-- begin SUPPLIED MATERIAL --

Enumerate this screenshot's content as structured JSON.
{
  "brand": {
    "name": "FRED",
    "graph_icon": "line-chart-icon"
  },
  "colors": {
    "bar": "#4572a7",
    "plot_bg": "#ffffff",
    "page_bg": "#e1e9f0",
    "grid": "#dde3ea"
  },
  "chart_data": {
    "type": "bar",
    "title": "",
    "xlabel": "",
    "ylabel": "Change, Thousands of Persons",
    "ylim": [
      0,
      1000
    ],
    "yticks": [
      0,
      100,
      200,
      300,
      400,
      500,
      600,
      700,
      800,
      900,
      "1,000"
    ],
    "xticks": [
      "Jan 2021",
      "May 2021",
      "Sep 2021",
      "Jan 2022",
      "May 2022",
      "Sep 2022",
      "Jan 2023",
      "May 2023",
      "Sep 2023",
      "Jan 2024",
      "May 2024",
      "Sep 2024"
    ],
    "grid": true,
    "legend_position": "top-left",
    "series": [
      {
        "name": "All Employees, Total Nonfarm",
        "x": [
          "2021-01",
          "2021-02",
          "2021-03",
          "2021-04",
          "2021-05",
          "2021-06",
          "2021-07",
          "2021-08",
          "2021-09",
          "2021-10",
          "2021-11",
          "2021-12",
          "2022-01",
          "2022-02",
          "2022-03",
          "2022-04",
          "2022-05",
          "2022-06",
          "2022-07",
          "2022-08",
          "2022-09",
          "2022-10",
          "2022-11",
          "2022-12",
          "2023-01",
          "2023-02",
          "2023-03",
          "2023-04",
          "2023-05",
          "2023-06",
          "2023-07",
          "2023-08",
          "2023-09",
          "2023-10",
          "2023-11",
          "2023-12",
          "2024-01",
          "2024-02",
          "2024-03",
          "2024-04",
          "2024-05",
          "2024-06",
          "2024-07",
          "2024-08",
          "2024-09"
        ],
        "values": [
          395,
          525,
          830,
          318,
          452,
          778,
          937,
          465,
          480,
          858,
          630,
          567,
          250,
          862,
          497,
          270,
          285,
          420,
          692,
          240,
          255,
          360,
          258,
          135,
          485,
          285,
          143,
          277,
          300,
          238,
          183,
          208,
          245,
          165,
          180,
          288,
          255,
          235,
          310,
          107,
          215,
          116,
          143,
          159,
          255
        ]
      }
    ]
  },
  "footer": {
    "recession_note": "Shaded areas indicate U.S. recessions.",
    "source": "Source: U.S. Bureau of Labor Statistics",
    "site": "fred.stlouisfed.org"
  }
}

-- end SUPPLIED MATERIAL --

Please restate the records in full, word for word.

Enumerate this screenshot's content as structured JSON.
{
  "brand": {
    "name": "FRED",
    "graph_icon": "line-chart-icon"
  },
  "colors": {
    "bar": "#4572a7",
    "plot_bg": "#ffffff",
    "page_bg": "#e1e9f0",
    "grid": "#dde3ea"
  },
  "chart_data": {
    "type": "bar",
    "title": "",
    "xlabel": "",
    "ylabel": "Change, Thousands of Persons",
    "ylim": [
      0,
      1000
    ],
    "yticks": [
      0,
      100,
      200,
      300,
      400,
      500,
      600,
      700,
      800,
      900,
      "1,000"
    ],
    "xticks": [
      "Jan 2021",
      "May 2021",
      "Sep 2021",
      "Jan 2022",
      "May 2022",
      "Sep 2022",
      "Jan 2023",
      "May 2023",
      "Sep 2023",
      "Jan 2024",
      "May 2024",
      "Sep 2024"
    ],
    "grid": true,
    "legend_position": "top-left",
    "series": [
      {
        "name": "All Employees, Total Nonfarm",
        "x": [
          "2021-01",
          "2021-02",
          "2021-03",
          "2021-04",
          "2021-05",
          "2021-06",
          "2021-07",
          "2021-08",
          "2021-09",
          "2021-10",
          "2021-11",
          "2021-12",
          "2022-01",
          "2022-02",
          "2022-03",
          "2022-04",
          "2022-05",
          "2022-06",
          "2022-07",
          "2022-08",
          "2022-09",
          "2022-10",
          "2022-11",
          "2022-12",
          "2023-01",
          "2023-02",
          "2023-03",
          "2023-04",
          "2023-05",
          "2023-06",
          "2023-07",
          "2023-08",
          "2023-09",
          "2023-10",
          "2023-11",
          "2023-12",
          "2024-01",
          "2024-02",
          "2024-03",
          "2024-04",
          "2024-05",
          "2024-06",
          "2024-07",
          "2024-08",
          "2024-09"
        ],
        "values": [
          395,
          525,
          830,
          318,
          452,
          778,
          937,
          465,
          480,
          858,
          630,
          567,
          250,
          862,
          497,
          270,
          285,
          420,
          692,
          240,
          255,
          360,
          258,
          135,
          485,
          285,
          143,
          277,
          300,
          238,
          183,
          208,
          245,
          165,
          180,
          288,
          255,
          235,
          310,
          107,
          215,
          116,
          143,
          159,
          255
        ]
      }
    ]
  },
  "footer": {
    "recession_note": "Shaded areas indicate U.S. recessions.",
    "source": "Source: U.S. Bureau of Labor Statistics",
    "site": "fred.stlouisfed.org"
  }
}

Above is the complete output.